Stored data
━━━━━━━━━━

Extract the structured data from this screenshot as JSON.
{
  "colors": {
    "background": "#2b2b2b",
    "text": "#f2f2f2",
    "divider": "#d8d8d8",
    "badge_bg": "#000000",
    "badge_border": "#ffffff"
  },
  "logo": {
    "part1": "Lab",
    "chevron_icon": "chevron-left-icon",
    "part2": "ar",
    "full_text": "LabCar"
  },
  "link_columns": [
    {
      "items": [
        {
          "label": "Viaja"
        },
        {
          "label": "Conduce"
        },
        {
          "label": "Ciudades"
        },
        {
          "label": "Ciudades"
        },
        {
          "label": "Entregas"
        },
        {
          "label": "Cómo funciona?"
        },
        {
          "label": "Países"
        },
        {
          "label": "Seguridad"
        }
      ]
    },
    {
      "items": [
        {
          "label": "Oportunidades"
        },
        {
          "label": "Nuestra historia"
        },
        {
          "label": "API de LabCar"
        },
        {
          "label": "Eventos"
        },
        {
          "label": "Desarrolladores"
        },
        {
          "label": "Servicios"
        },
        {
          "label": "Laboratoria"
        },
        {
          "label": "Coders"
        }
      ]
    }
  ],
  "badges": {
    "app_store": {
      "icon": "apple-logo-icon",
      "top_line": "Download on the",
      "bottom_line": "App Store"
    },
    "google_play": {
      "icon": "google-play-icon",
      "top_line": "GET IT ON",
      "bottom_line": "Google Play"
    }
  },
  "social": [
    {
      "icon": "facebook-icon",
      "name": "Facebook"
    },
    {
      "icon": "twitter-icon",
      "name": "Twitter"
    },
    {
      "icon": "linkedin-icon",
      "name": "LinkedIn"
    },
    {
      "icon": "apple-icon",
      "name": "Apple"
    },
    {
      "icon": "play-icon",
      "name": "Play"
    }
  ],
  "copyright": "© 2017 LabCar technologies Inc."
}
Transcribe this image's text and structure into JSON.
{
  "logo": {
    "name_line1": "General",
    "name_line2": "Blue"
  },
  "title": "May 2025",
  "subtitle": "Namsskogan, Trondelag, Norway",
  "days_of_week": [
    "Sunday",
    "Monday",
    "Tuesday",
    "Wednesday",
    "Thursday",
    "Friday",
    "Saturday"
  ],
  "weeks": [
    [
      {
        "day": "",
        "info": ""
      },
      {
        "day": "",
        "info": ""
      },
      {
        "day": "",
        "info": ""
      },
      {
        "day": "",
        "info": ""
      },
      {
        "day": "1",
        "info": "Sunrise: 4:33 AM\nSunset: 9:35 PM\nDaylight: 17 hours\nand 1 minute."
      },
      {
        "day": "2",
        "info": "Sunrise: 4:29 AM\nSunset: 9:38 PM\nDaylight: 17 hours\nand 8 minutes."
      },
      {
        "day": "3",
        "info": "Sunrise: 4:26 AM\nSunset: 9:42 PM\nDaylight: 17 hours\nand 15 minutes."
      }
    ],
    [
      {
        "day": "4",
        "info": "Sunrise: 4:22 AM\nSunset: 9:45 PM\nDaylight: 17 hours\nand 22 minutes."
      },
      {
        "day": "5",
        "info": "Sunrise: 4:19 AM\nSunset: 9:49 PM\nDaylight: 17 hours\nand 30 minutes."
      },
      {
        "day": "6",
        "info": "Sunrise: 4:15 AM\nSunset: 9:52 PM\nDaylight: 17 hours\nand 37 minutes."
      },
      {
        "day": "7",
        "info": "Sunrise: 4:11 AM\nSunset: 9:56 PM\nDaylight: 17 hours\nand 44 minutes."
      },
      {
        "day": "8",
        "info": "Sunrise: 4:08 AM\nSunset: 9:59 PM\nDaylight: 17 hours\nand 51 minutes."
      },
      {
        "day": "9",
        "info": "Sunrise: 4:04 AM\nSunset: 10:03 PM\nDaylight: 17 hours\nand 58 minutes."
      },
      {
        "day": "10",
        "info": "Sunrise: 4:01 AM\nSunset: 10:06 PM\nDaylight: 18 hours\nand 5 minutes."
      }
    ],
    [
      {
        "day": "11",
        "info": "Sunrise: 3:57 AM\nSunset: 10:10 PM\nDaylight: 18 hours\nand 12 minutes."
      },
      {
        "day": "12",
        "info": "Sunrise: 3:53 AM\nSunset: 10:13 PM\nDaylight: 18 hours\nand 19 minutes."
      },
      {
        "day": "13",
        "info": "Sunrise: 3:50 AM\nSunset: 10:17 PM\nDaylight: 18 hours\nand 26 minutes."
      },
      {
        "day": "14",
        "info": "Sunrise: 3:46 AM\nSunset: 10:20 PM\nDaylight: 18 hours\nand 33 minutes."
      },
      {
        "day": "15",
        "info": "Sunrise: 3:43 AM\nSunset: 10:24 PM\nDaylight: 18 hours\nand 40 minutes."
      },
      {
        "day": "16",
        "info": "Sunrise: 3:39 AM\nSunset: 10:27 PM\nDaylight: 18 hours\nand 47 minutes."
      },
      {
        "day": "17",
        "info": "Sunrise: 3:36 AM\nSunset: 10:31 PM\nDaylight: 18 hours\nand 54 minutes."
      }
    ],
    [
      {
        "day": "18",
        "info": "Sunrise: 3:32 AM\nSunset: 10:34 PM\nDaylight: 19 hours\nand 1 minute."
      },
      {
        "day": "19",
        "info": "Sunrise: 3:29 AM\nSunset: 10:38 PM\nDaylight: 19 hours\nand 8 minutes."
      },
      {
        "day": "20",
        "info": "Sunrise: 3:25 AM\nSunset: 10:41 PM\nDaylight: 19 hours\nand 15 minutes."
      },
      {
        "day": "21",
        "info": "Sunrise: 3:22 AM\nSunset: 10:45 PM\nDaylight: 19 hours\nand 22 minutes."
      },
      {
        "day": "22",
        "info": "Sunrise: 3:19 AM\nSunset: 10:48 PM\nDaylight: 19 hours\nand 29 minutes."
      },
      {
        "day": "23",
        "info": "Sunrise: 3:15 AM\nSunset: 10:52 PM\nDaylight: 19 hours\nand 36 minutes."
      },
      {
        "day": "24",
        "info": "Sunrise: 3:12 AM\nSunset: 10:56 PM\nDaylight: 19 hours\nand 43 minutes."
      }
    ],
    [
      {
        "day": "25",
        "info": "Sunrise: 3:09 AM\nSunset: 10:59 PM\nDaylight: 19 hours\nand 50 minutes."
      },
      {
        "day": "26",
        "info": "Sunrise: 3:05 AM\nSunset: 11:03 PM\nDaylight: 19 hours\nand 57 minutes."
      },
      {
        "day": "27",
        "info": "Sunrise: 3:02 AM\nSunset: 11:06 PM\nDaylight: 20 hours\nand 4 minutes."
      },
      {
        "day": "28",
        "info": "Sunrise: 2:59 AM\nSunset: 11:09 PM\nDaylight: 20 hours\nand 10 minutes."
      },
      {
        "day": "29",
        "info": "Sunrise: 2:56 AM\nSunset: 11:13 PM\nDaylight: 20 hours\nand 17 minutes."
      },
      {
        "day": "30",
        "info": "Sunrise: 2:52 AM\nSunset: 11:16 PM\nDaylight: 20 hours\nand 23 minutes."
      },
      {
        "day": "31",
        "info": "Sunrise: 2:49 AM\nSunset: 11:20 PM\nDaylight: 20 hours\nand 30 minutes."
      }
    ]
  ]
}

━━━━━━━━━━

:: Exercise directions ::
Scan the material and collect every line that contains "JSON".

:: Response for this exercise ::
Extract the structured data from this screenshot as JSON.
Transcribe this image's text and structure into JSON.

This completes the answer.